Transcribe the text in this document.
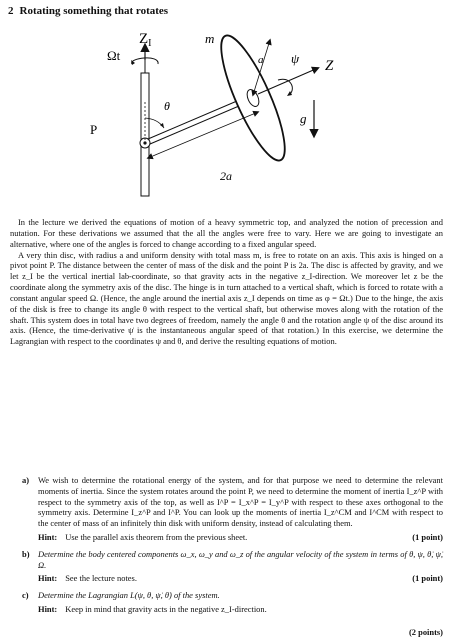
2 Rotating something that rotates
Ωt
$Z_I$
θ
P
m
a ψ Z
g
2a

In the lecture we derived the equations of motion of a heavy symmetric top, and analyzed the notion of precession and nutation. For these derivations we assumed that the all the angles were free to vary. Here we are going to investigate an alternative, where one of the angles is forced to change according to a fixed angular speed.

A very thin disc, with radius a and uniform density with total mass m, is free to rotate on an axis. This axis is hinged on a pivot point P. The distance between the center of mass of the disk and the point P is 2a. The disc is affected by gravity, and we let z_I be the vertical inertial lab-coordinate, so that gravity acts in the negative z_I-direction. We moreover let z be the coordinate along the symmetry axis of the disc. The hinge is in turn attached to a vertical shaft, which is forced to rotate with a constant angular speed Ω. (Hence, the angle around the inertial axis z_I depends on time as φ = Ωt.) Due to the hinge, the axis of the disk is free to change its angle θ with respect to the vertical shaft, but otherwise moves along with the rotation of the shaft. This system does in total have two degrees of freedom, namely the angle θ and the rotation angle ψ of the disc around its axis. (Hence, the time-derivative ψ̇ is the instantaneous angular speed of that rotation.) In this exercise, we determine the Lagrangian with respect to the coordinates ψ and θ, and derive the resulting equations of motion.

a) We wish to determine the rotational energy of the system, and for that purpose we need to determine the relevant moments of inertia. Since the system rotates around the point P, we need to determine the moment of inertia I_z^P with respect to the symmetry axis of the top, as well as I^P = I_x^P = I_y^P with respect to these axes orthogonal to the symmetry axis. Determine I_z^P and I^P. You can look up the moments of inertia I_z^CM and I^CM with respect to the center of mass of an infinitely thin disk with uniform density, instead of calculating them.
Hint: Use the parallel axis theorem from the previous sheet.	(1 point)
b) Determine the body centered components ω_x, ω_y and ω_z of the angular velocity of the system in terms of θ, ψ, θ̇, ψ̇, Ω.
Hint: See the lecture notes.	(1 point)
c) Determine the Lagrangian L(ψ, θ, ψ̇, θ̇) of the system.
Hint: Keep in mind that gravity acts in the negative z_I-direction.
(2 points)
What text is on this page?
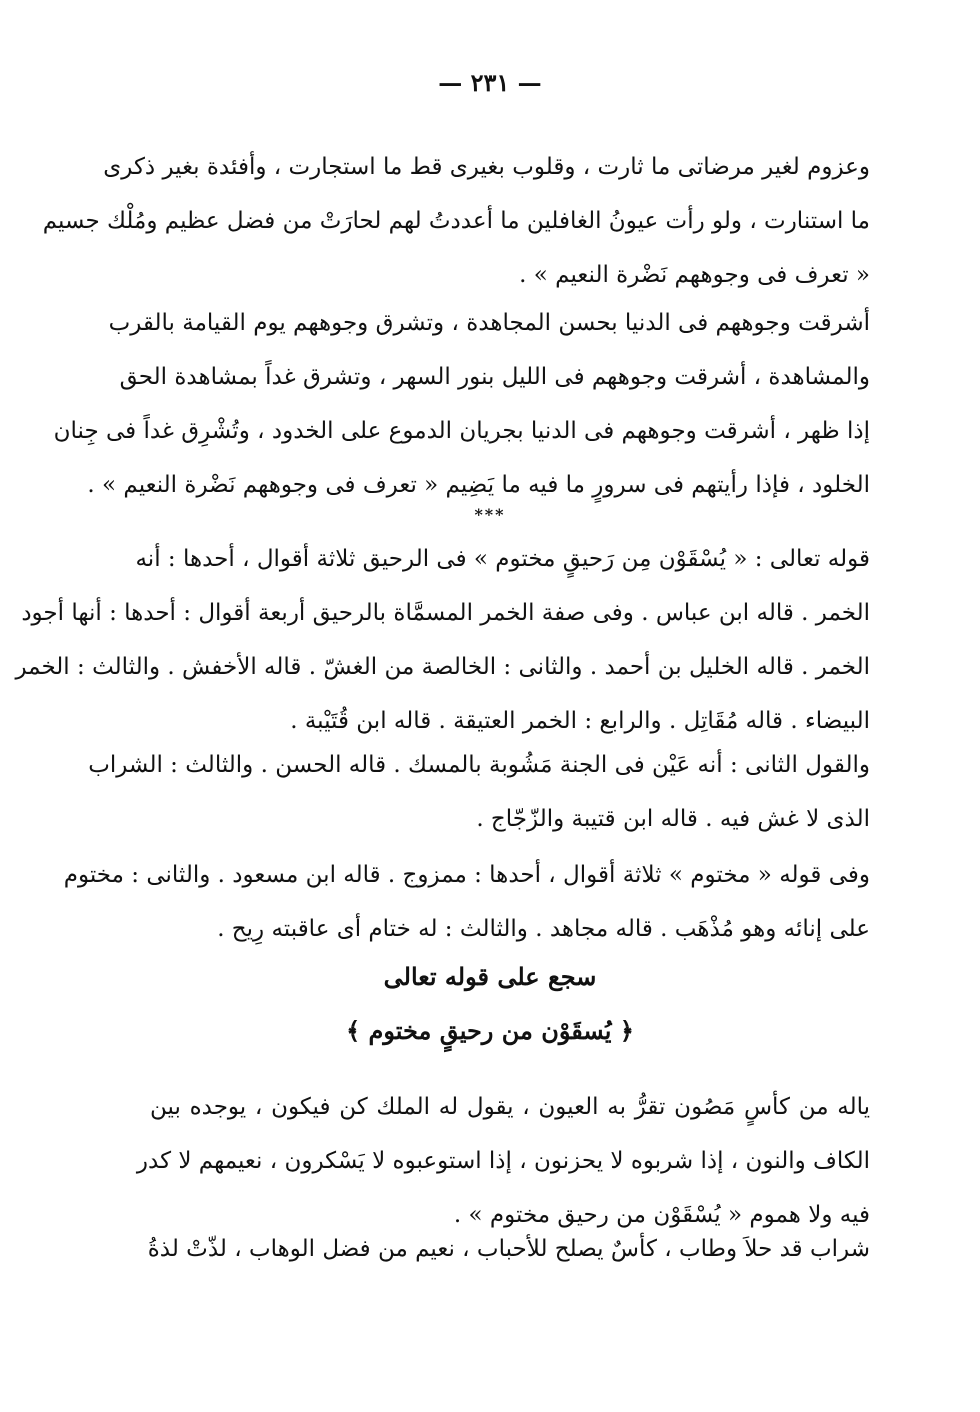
— ٢٣١ —
وعزوم لغير مرضاتى ما ثارت ، وقلوب بغيرى قط ما استجارت ، وأفئدة بغير ذكرى
ما استنارت ، ولو رأت عيونُ الغافلين ما أعددتُ لهم لحارَتْ من فضل عظيم ومُلْك جسيم
« تعرف فى وجوههم نَضْرة النعيم » .
أشرقت وجوههم فى الدنيا بحسن المجاهدة ، وتشرق وجوههم يوم القيامة بالقرب
والمشاهدة ، أشرقت وجوههم فى الليل بنور السهر ، وتشرق غداً بمشاهدة الحق
إذا ظهر ، أشرقت وجوههم فى الدنيا بجريان الدموع على الخدود ، وتُشْرِق غداً فى جِنان
الخلود ، فإذا رأيتهم فى سرورٍ ما فيه ما يَضِيم « تعرف فى وجوههم نَضْرة النعيم » .
***
قوله تعالى : « يُسْقَوْن مِن رَحيقٍ مختوم » فى الرحيق ثلاثة أقوال ، أحدها : أنه
الخمر . قاله ابن عباس . وفى صفة الخمر المسمَّاة بالرحيق أربعة أقوال : أحدها : أنها أجود
الخمر . قاله الخليل بن أحمد . والثانى : الخالصة من الغشّ . قاله الأخفش . والثالث : الخمر
البيضاء . قاله مُقَاتِل . والرابع : الخمر العتيقة . قاله ابن قُتَيْبة .
والقول الثانى : أنه عَيْن فى الجنة مَشُوبة بالمسك . قاله الحسن . والثالث : الشراب
الذى لا غش فيه . قاله ابن قتيبة والزّجّاج .
وفى قوله « مختوم » ثلاثة أقوال ، أحدها : ممزوج . قاله ابن مسعود . والثانى : مختوم
على إنائه وهو مُذْهَب . قاله مجاهد . والثالث : له ختام أى عاقبته رِيح .
سجع على قوله تعالى
﴿ يُسقَوْن من رحيقٍ مختوم ﴾
ياله من كأسٍ مَصُون تقرُّ به العيون ، يقول له الملك كن فيكون ، يوجده بين
الكاف والنون ، إذا شربوه لا يحزنون ، إذا استوعبوه لا يَسْكرون ، نعيمهم لا كدر
فيه ولا هموم « يُسْقَوْن من رحيق مختوم » .
شراب قد حلاَ وطاب ، كأسٌ يصلح للأحباب ، نعيم من فضل الوهاب ، لذّتْ لذةُ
□ □ □ □ □
#### PROBLEM REQUIREMENTS:
Where does the word "وجوههم" appear in the listing? List each line that holds it.

#### TASK SOLUTION:
« تعرف فى وجوههم نَضْرة النعيم » .
أشرقت وجوههم فى الدنيا بحسن المجاهدة ، وتشرق وجوههم يوم القيامة بالقرب
والمشاهدة ، أشرقت وجوههم فى الليل بنور السهر ، وتشرق غداً بمشاهدة الحق
إذا ظهر ، أشرقت وجوههم فى الدنيا بجريان الدموع على الخدود ، وتُشْرِق غداً فى جِنان
الخلود ، فإذا رأيتهم فى سرورٍ ما فيه ما يَضِيم « تعرف فى وجوههم نَضْرة النعيم » .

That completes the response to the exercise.